• [Task details] The line that contains "Give me a plain-text" and every line after it, down to the last one, must be restated word for word, with no pictures.

(Recorded data)

* START *

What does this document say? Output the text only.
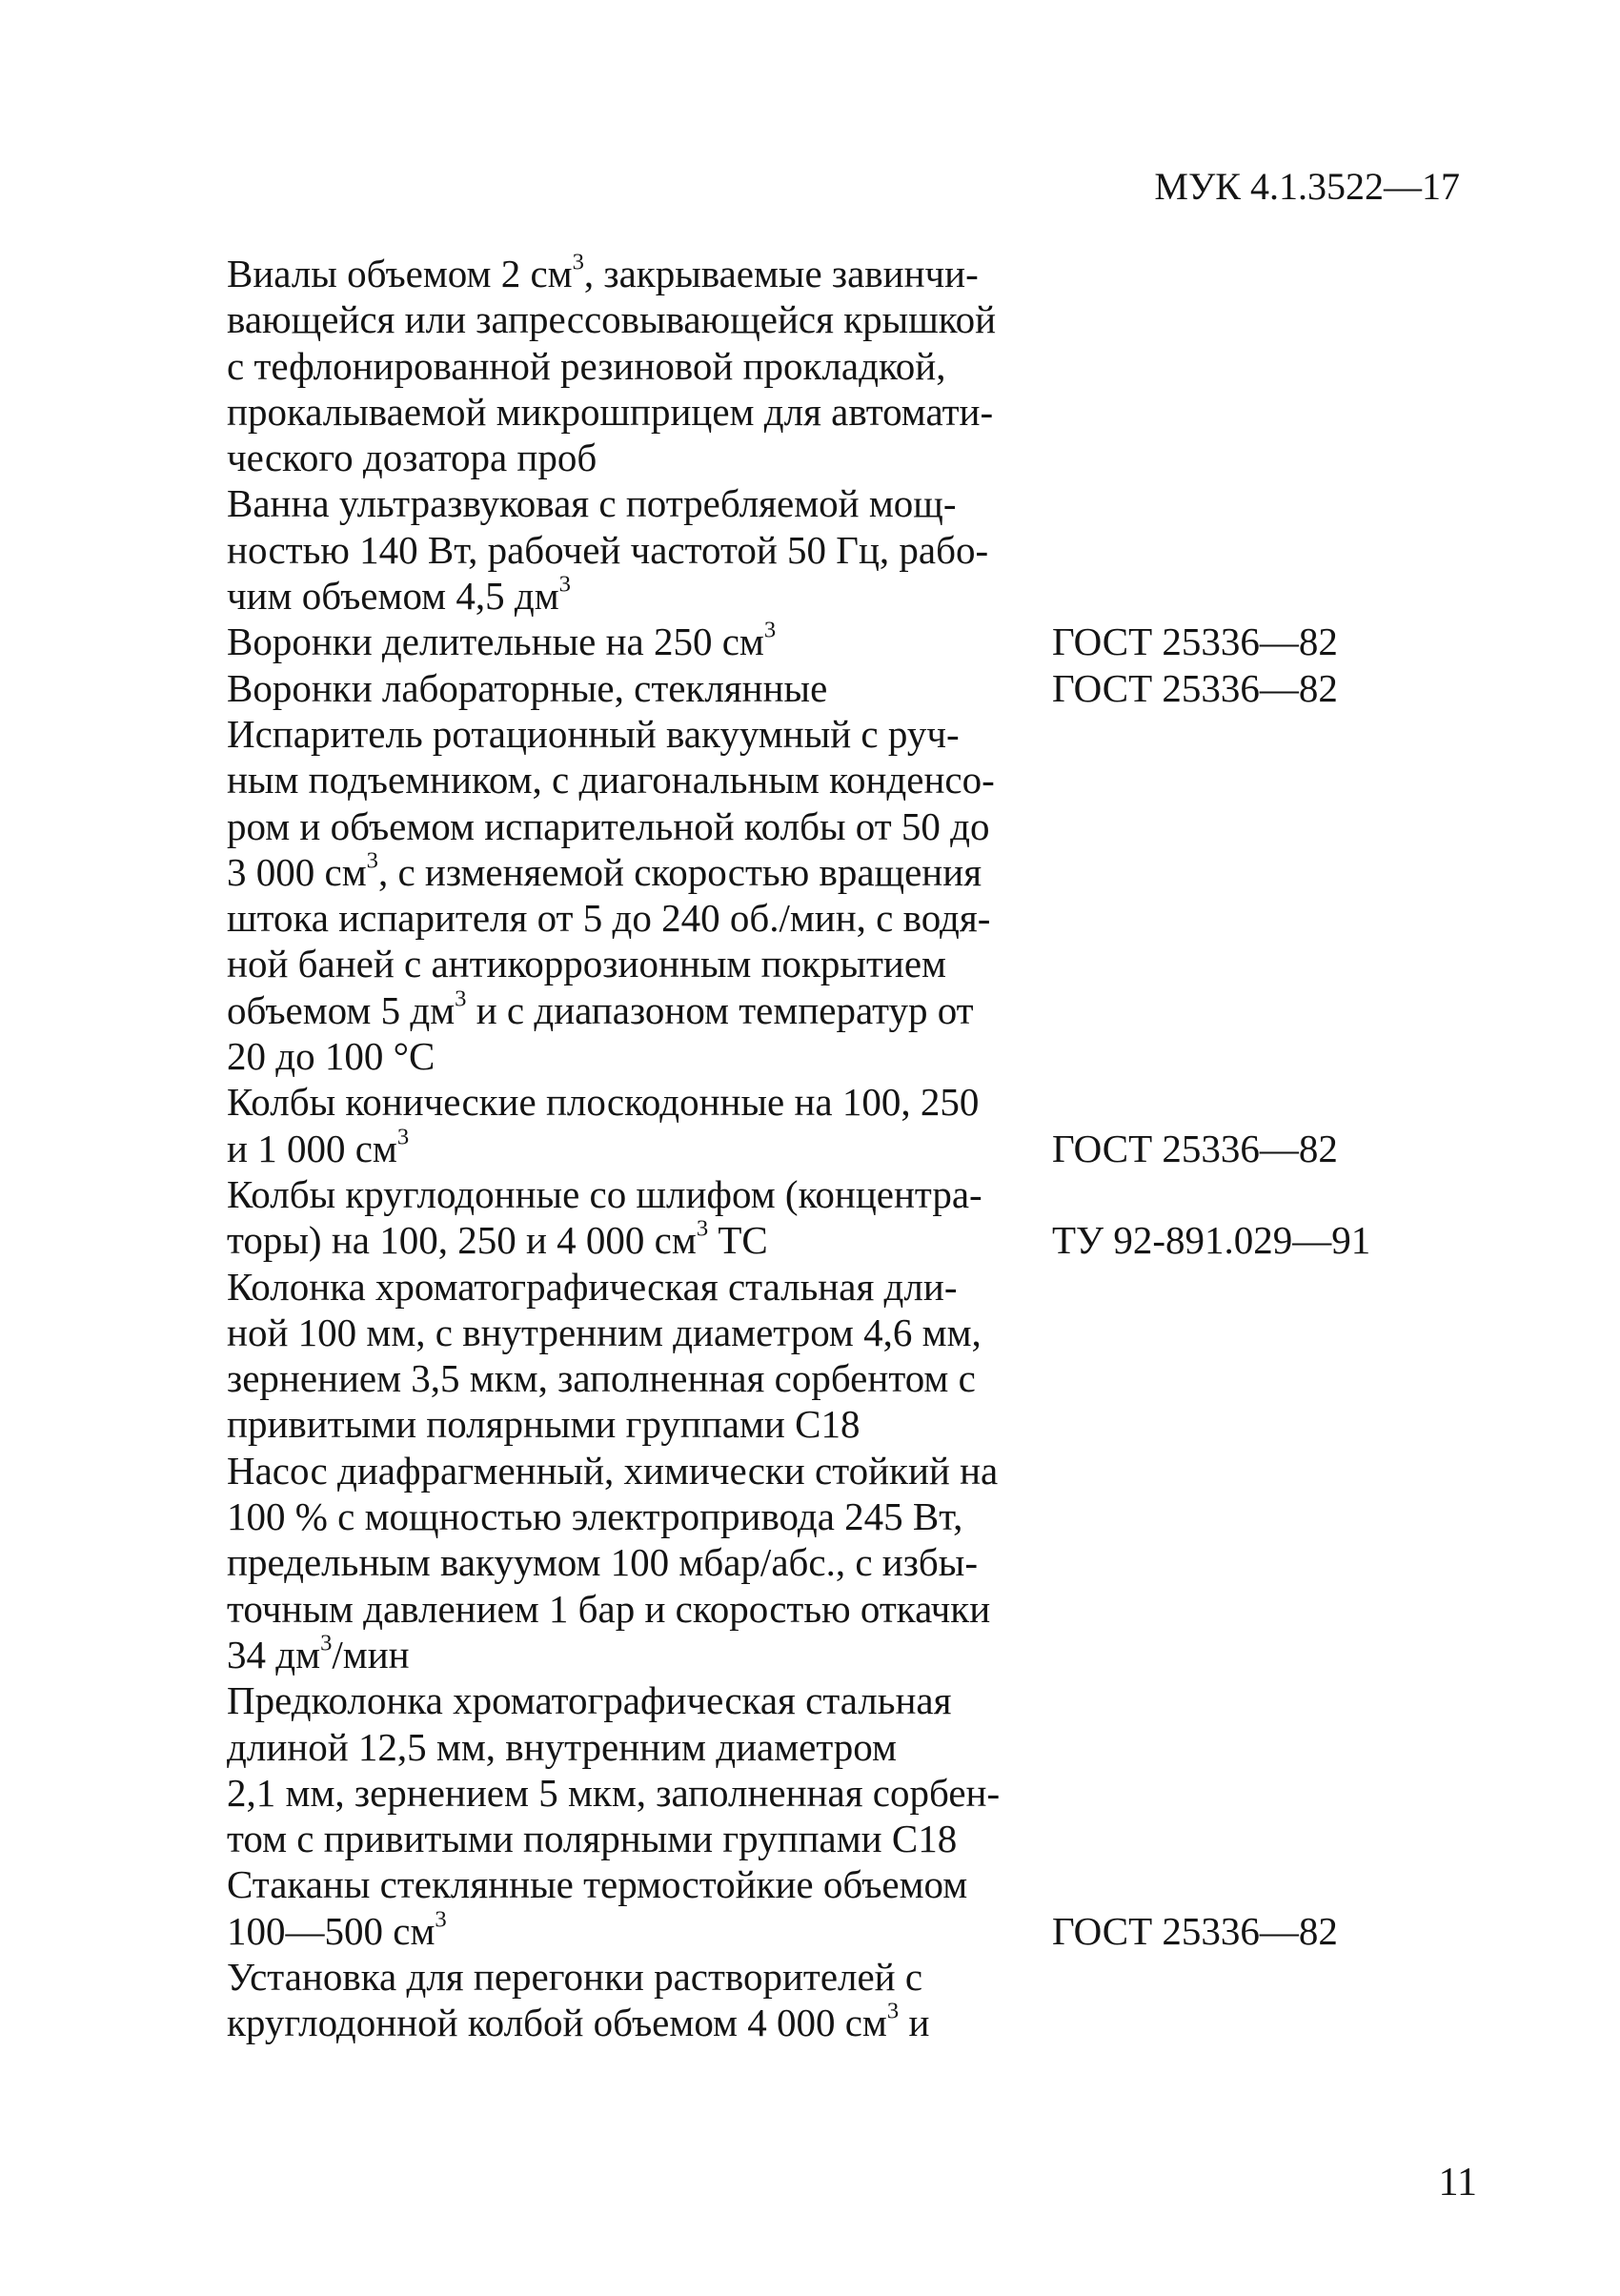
МУК 4.1.3522—17
Виалы объемом 2 $см^3$, закрываемые завинчи-
вающейся или запрессовывающейся крышкой
с тефлонированной резиновой прокладкой,
прокалываемой микрошприцем для автомати-
ческого дозатора проб
Ванна ультразвуковая с потребляемой мощ-
ностью 140 Вт, рабочей частотой 50 Гц, рабо-
чим объемом 4,5 $дм^3$
Воронки делительные на 250 $см^3$	ГОСТ 25336—82
Воронки лабораторные, стеклянные	ГОСТ 25336—82
Испаритель ротационный вакуумный с руч-
ным подъемником, с диагональным конденсо-
ром и объемом испарительной колбы от 50 до
3 000 $см^3$, с изменяемой скоростью вращения
штока испарителя от 5 до 240 об./мин, с водя-
ной баней с антикоррозионным покрытием
объемом 5 $дм^3$ и с диапазоном температур от
20 до 100 °С
Колбы конические плоскодонные на 100, 250
и 1 000 $см^3$	ГОСТ 25336—82
Колбы круглодонные со шлифом (концентра-
торы) на 100, 250 и 4 000 $см^3$ ТС	ТУ 92-891.029—91
Колонка хроматографическая стальная дли-
ной 100 мм, с внутренним диаметром 4,6 мм,
зернением 3,5 мкм, заполненная сорбентом с
привитыми полярными группами С18
Насос диафрагменный, химически стойкий на
100 % с мощностью электропривода 245 Вт,
предельным вакуумом 100 мбар/абс., с избы-
точным давлением 1 бар и скоростью откачки
34 $дм^3$/мин
Предколонка хроматографическая стальная
длиной 12,5 мм, внутренним диаметром
2,1 мм, зернением 5 мкм, заполненная сорбен-
том с привитыми полярными группами С18
Стаканы стеклянные термостойкие объемом
100—500 $см^3$	ГОСТ 25336—82
Установка для перегонки растворителей с
круглодонной колбой объемом 4 000 $см^3$ и
11
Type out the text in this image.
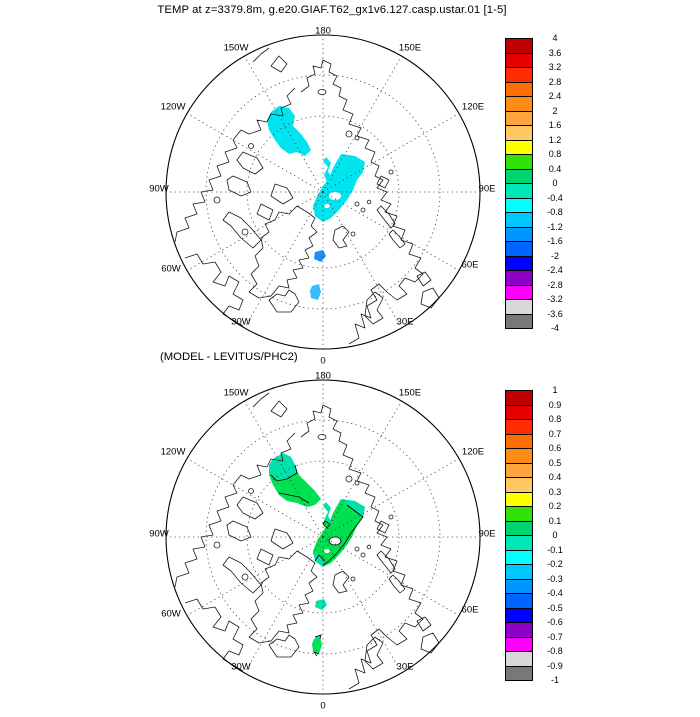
TEMP at z=3379.8m, g.e20.GIAF.T62_gx1v6.127.casp.ustar.01 [1-5]
180
150W
120W
90W
60W
30W
0
30E
60E
90E
120E
150E
180
150W
120W
90W
60W
30W
0
30E
60E
90E
120E
150E
(MODEL - LEVITUS/PHC2)
4
3.6
3.2
2.8
2.4
2
1.6
1.2
0.8
0.4
0
-0.4
-0.8
-1.2
-1.6
-2
-2.4
-2.8
-3.2
-3.6
-4
1
0.9
0.8
0.7
0.6
0.5
0.4
0.3
0.2
0.1
0
-0.1
-0.2
-0.3
-0.4
-0.5
-0.6
-0.7
-0.8
-0.9
-1
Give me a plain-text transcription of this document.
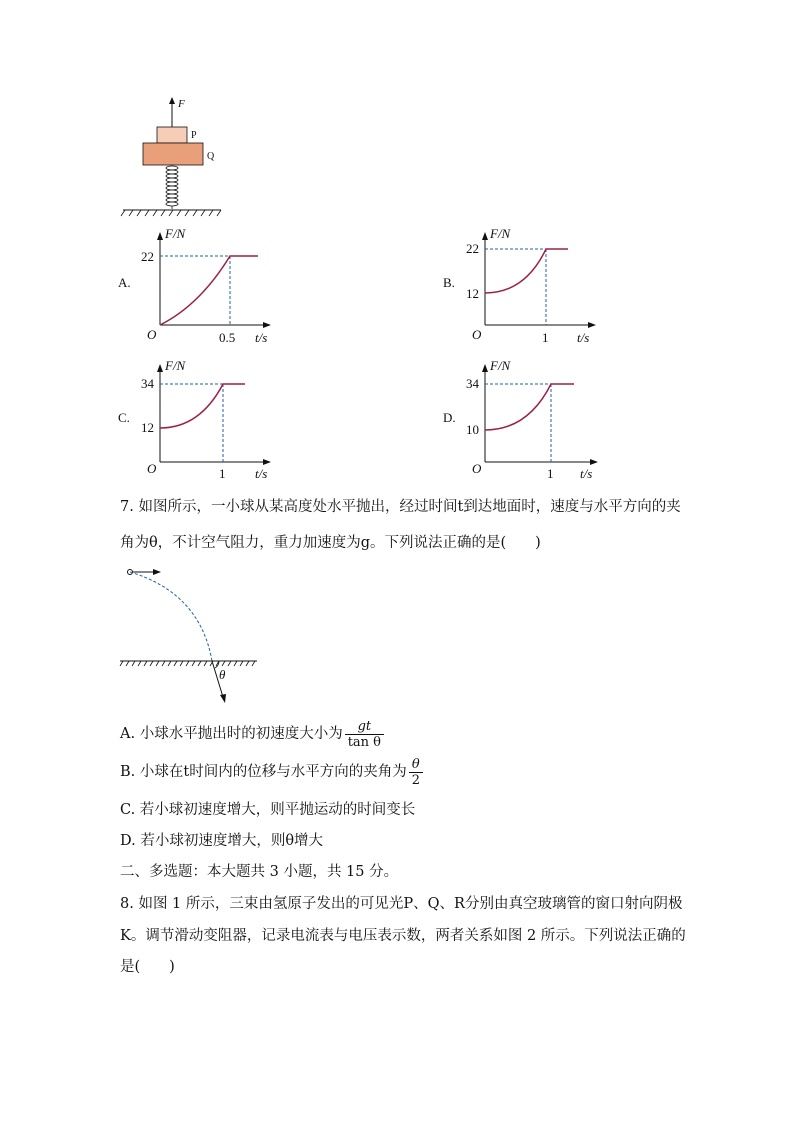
F
P
Q
A.
F/N
t/s
O
22
0.5
B.
F/N
t/s
O
12
22
1
C.
F/N
t/s
O
12
34
1
D.
F/N
t/s
O
10
34
1
7. 如图所示，一小球从某高度处水平抛出，经过时间t到达地面时，速度与水平方向的夹
角为θ，不计空气阻力，重力加速度为g。下列说法正确的是(　　)
θ
A. 小球水平抛出时的初速度大小为 $\frac{gt}{\text{tan θ}}$
B. 小球在t时间内的位移与水平方向的夹角为 $\frac{\theta}{2}$
C. 若小球初速度增大，则平抛运动的时间变长
D. 若小球初速度增大，则θ增大
二、多选题：本大题共 3 小题，共 15 分。
8. 如图 1 所示，三束由氢原子发出的可见光P、Q、R分别由真空玻璃管的窗口射向阴极
K。调节滑动变阻器，记录电流表与电压表示数，两者关系如图 2 所示。下列说法正确的
是(　　)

* END *

• [Exercise solution]
Give me a plain-text transcription of this document.
F
P
Q
A.
F/N
t/s
O
22
0.5
B.
F/N
t/s
O
12
22
1
C.
F/N
t/s
O
12
34
1
D.
F/N
t/s
O
10
34
1
7. 如图所示，一小球从某高度处水平抛出，经过时间t到达地面时，速度与水平方向的夹
角为θ，不计空气阻力，重力加速度为g。下列说法正确的是(　　)
θ
A. 小球水平抛出时的初速度大小为 $\frac{gt}{\text{tan θ}}$
B. 小球在t时间内的位移与水平方向的夹角为 $\frac{\theta}{2}$
C. 若小球初速度增大，则平抛运动的时间变长
D. 若小球初速度增大，则θ增大
二、多选题：本大题共 3 小题，共 15 分。
8. 如图 1 所示，三束由氢原子发出的可见光P、Q、R分别由真空玻璃管的窗口射向阴极
K。调节滑动变阻器，记录电流表与电压表示数，两者关系如图 2 所示。下列说法正确的
是(　　)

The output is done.